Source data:
________________________________________
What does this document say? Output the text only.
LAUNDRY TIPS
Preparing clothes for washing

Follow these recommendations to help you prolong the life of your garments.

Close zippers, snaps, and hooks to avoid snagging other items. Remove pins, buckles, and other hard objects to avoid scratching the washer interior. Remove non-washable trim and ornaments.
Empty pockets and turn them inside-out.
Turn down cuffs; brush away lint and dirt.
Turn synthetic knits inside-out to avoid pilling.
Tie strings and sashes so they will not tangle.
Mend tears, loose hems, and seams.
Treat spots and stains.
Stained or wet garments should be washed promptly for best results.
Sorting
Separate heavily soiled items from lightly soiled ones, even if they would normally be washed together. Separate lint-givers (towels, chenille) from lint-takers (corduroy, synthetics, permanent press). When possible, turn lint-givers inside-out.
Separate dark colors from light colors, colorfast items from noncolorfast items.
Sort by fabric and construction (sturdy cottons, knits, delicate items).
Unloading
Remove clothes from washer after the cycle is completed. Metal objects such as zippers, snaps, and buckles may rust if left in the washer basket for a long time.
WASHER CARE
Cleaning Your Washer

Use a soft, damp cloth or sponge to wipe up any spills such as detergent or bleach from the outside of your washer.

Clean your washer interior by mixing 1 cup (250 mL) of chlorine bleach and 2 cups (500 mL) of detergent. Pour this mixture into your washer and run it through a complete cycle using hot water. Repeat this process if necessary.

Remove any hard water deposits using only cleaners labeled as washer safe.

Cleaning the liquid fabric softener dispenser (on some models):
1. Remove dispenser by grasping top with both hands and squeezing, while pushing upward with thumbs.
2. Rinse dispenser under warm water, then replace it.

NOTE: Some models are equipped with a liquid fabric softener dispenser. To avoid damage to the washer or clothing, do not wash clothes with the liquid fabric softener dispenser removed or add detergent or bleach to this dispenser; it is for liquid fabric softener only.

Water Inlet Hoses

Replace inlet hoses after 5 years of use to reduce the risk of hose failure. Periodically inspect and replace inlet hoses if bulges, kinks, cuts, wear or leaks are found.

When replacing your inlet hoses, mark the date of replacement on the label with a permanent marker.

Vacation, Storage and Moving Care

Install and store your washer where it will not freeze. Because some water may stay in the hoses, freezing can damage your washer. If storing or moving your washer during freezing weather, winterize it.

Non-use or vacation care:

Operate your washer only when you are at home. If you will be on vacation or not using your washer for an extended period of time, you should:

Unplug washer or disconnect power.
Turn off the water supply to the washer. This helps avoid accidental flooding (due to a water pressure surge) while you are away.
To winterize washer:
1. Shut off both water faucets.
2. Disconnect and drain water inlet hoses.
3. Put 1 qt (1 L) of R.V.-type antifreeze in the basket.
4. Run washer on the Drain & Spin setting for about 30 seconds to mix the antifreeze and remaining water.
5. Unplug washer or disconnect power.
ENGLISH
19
________________________________________
WORK TO BE COMPLETED
Write out the data exactly as it stands.

FULL ANSWER
What does this document say? Output the text only.
LAUNDRY TIPS
Preparing clothes for washing

Follow these recommendations to help you prolong the life of your garments.

Close zippers, snaps, and hooks to avoid snagging other items. Remove pins, buckles, and other hard objects to avoid scratching the washer interior. Remove non-washable trim and ornaments.
Empty pockets and turn them inside-out.
Turn down cuffs; brush away lint and dirt.
Turn synthetic knits inside-out to avoid pilling.
Tie strings and sashes so they will not tangle.
Mend tears, loose hems, and seams.
Treat spots and stains.
Stained or wet garments should be washed promptly for best results.
Sorting
Separate heavily soiled items from lightly soiled ones, even if they would normally be washed together. Separate lint-givers (towels, chenille) from lint-takers (corduroy, synthetics, permanent press). When possible, turn lint-givers inside-out.
Separate dark colors from light colors, colorfast items from noncolorfast items.
Sort by fabric and construction (sturdy cottons, knits, delicate items).
Unloading
Remove clothes from washer after the cycle is completed. Metal objects such as zippers, snaps, and buckles may rust if left in the washer basket for a long time.
WASHER CARE
Cleaning Your Washer

Use a soft, damp cloth or sponge to wipe up any spills such as detergent or bleach from the outside of your washer.

Clean your washer interior by mixing 1 cup (250 mL) of chlorine bleach and 2 cups (500 mL) of detergent. Pour this mixture into your washer and run it through a complete cycle using hot water. Repeat this process if necessary.

Remove any hard water deposits using only cleaners labeled as washer safe.

Cleaning the liquid fabric softener dispenser (on some models):
1. Remove dispenser by grasping top with both hands and squeezing, while pushing upward with thumbs.
2. Rinse dispenser under warm water, then replace it.

NOTE: Some models are equipped with a liquid fabric softener dispenser. To avoid damage to the washer or clothing, do not wash clothes with the liquid fabric softener dispenser removed or add detergent or bleach to this dispenser; it is for liquid fabric softener only.

Water Inlet Hoses

Replace inlet hoses after 5 years of use to reduce the risk of hose failure. Periodically inspect and replace inlet hoses if bulges, kinks, cuts, wear or leaks are found.

When replacing your inlet hoses, mark the date of replacement on the label with a permanent marker.

Vacation, Storage and Moving Care

Install and store your washer where it will not freeze. Because some water may stay in the hoses, freezing can damage your washer. If storing or moving your washer during freezing weather, winterize it.

Non-use or vacation care:

Operate your washer only when you are at home. If you will be on vacation or not using your washer for an extended period of time, you should:

Unplug washer or disconnect power.
Turn off the water supply to the washer. This helps avoid accidental flooding (due to a water pressure surge) while you are away.
To winterize washer:
1. Shut off both water faucets.
2. Disconnect and drain water inlet hoses.
3. Put 1 qt (1 L) of R.V.-type antifreeze in the basket.
4. Run washer on the Drain & Spin setting for about 30 seconds to mix the antifreeze and remaining water.
5. Unplug washer or disconnect power.
ENGLISH
19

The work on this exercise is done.